Material for this exercise start

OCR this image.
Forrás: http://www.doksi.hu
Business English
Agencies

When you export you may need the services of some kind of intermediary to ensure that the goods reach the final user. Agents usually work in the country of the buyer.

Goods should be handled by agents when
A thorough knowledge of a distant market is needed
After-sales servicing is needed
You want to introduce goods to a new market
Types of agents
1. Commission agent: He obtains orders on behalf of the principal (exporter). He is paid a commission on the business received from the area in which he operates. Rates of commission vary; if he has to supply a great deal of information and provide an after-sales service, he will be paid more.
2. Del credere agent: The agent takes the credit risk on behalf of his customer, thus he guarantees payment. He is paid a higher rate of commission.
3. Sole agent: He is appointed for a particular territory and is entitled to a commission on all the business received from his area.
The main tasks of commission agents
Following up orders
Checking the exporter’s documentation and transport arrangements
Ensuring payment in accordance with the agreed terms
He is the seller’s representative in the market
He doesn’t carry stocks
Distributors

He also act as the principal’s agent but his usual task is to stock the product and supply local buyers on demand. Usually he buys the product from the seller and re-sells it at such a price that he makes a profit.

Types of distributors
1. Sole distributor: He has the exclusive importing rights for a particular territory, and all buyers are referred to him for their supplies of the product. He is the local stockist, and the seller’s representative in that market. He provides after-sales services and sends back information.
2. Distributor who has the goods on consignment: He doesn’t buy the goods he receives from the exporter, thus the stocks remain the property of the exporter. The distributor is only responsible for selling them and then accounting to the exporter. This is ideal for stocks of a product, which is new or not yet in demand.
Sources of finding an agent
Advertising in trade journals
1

Material for this exercise end

Stated goal
Take the entries and copy them out exactly.

Exercise output
OCR this image.
Forrás: http://www.doksi.hu
Business English
Agencies

When you export you may need the services of some kind of intermediary to ensure that the goods reach the final user. Agents usually work in the country of the buyer.

Goods should be handled by agents when
A thorough knowledge of a distant market is needed
After-sales servicing is needed
You want to introduce goods to a new market
Types of agents
1. Commission agent: He obtains orders on behalf of the principal (exporter). He is paid a commission on the business received from the area in which he operates. Rates of commission vary; if he has to supply a great deal of information and provide an after-sales service, he will be paid more.
2. Del credere agent: The agent takes the credit risk on behalf of his customer, thus he guarantees payment. He is paid a higher rate of commission.
3. Sole agent: He is appointed for a particular territory and is entitled to a commission on all the business received from his area.
The main tasks of commission agents
Following up orders
Checking the exporter’s documentation and transport arrangements
Ensuring payment in accordance with the agreed terms
He is the seller’s representative in the market
He doesn’t carry stocks
Distributors

He also act as the principal’s agent but his usual task is to stock the product and supply local buyers on demand. Usually he buys the product from the seller and re-sells it at such a price that he makes a profit.

Types of distributors
1. Sole distributor: He has the exclusive importing rights for a particular territory, and all buyers are referred to him for their supplies of the product. He is the local stockist, and the seller’s representative in that market. He provides after-sales services and sends back information.
2. Distributor who has the goods on consignment: He doesn’t buy the goods he receives from the exporter, thus the stocks remain the property of the exporter. The distributor is only responsible for selling them and then accounting to the exporter. This is ideal for stocks of a product, which is new or not yet in demand.
Sources of finding an agent
Advertising in trade journals
1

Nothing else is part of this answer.